### [Exercise]
Pictures stay out of the copy; set down each line of the listing below exactly.

(Entries from a visual dataset)
-- START --
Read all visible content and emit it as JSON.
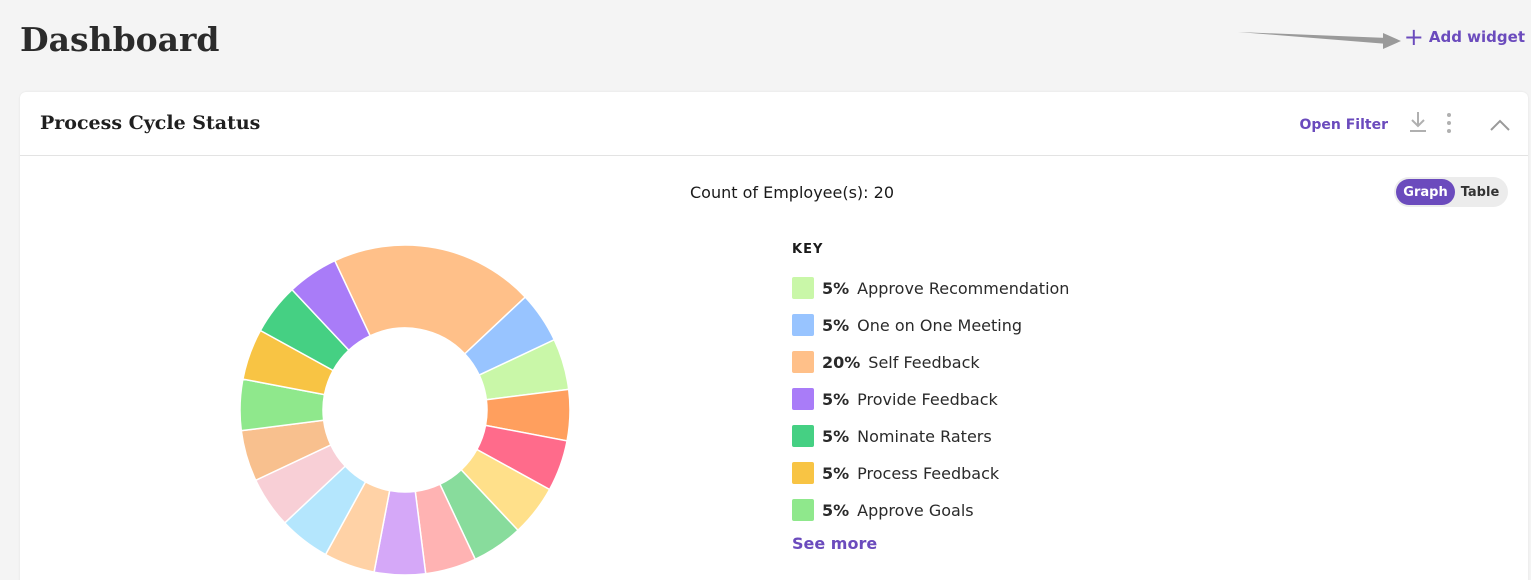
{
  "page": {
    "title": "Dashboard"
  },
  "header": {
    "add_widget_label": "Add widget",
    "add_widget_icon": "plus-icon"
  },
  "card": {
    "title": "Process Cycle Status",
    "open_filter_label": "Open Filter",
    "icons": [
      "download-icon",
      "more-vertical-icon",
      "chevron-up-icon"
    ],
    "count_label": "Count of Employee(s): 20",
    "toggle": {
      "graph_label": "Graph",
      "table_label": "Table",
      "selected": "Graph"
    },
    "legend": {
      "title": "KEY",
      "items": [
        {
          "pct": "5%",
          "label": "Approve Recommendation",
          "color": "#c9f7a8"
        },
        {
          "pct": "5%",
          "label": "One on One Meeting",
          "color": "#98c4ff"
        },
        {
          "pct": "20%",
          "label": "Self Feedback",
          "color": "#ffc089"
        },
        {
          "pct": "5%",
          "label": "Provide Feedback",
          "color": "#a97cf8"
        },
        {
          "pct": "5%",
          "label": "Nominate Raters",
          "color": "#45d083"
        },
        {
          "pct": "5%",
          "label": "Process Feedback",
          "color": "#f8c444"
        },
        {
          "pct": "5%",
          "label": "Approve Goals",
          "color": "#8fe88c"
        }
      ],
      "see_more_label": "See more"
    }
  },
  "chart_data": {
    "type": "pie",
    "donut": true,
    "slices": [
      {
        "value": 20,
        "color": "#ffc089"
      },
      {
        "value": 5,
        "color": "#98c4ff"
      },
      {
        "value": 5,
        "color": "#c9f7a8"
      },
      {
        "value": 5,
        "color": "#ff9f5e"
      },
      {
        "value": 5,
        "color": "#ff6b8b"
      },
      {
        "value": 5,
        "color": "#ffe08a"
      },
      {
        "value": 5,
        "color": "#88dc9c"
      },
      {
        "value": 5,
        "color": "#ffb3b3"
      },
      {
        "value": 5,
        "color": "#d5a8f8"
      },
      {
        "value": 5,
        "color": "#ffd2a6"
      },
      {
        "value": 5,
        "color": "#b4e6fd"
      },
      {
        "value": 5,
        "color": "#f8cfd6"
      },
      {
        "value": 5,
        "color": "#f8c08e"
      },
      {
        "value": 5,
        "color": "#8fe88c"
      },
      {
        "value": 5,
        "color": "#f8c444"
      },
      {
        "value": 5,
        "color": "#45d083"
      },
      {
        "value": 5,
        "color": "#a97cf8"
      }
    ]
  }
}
-- END --
### [Exercise result]
Read all visible content and emit it as JSON.
{
  "page": {
    "title": "Dashboard"
  },
  "header": {
    "add_widget_label": "Add widget",
    "add_widget_icon": "plus-icon"
  },
  "card": {
    "title": "Process Cycle Status",
    "open_filter_label": "Open Filter",
    "icons": [
      "download-icon",
      "more-vertical-icon",
      "chevron-up-icon"
    ],
    "count_label": "Count of Employee(s): 20",
    "toggle": {
      "graph_label": "Graph",
      "table_label": "Table",
      "selected": "Graph"
    },
    "legend": {
      "title": "KEY",
      "items": [
        {
          "pct": "5%",
          "label": "Approve Recommendation",
          "color": "#c9f7a8"
        },
        {
          "pct": "5%",
          "label": "One on One Meeting",
          "color": "#98c4ff"
        },
        {
          "pct": "20%",
          "label": "Self Feedback",
          "color": "#ffc089"
        },
        {
          "pct": "5%",
          "label": "Provide Feedback",
          "color": "#a97cf8"
        },
        {
          "pct": "5%",
          "label": "Nominate Raters",
          "color": "#45d083"
        },
        {
          "pct": "5%",
          "label": "Process Feedback",
          "color": "#f8c444"
        },
        {
          "pct": "5%",
          "label": "Approve Goals",
          "color": "#8fe88c"
        }
      ],
      "see_more_label": "See more"
    }
  },
  "chart_data": {
    "type": "pie",
    "donut": true,
    "slices": [
      {
        "value": 20,
        "color": "#ffc089"
      },
      {
        "value": 5,
        "color": "#98c4ff"
      },
      {
        "value": 5,
        "color": "#c9f7a8"
      },
      {
        "value": 5,
        "color": "#ff9f5e"
      },
      {
        "value": 5,
        "color": "#ff6b8b"
      },
      {
        "value": 5,
        "color": "#ffe08a"
      },
      {
        "value": 5,
        "color": "#88dc9c"
      },
      {
        "value": 5,
        "color": "#ffb3b3"
      },
      {
        "value": 5,
        "color": "#d5a8f8"
      },
      {
        "value": 5,
        "color": "#ffd2a6"
      },
      {
        "value": 5,
        "color": "#b4e6fd"
      },
      {
        "value": 5,
        "color": "#f8cfd6"
      },
      {
        "value": 5,
        "color": "#f8c08e"
      },
      {
        "value": 5,
        "color": "#8fe88c"
      },
      {
        "value": 5,
        "color": "#f8c444"
      },
      {
        "value": 5,
        "color": "#45d083"
      },
      {
        "value": 5,
        "color": "#a97cf8"
      }
    ]
  }
}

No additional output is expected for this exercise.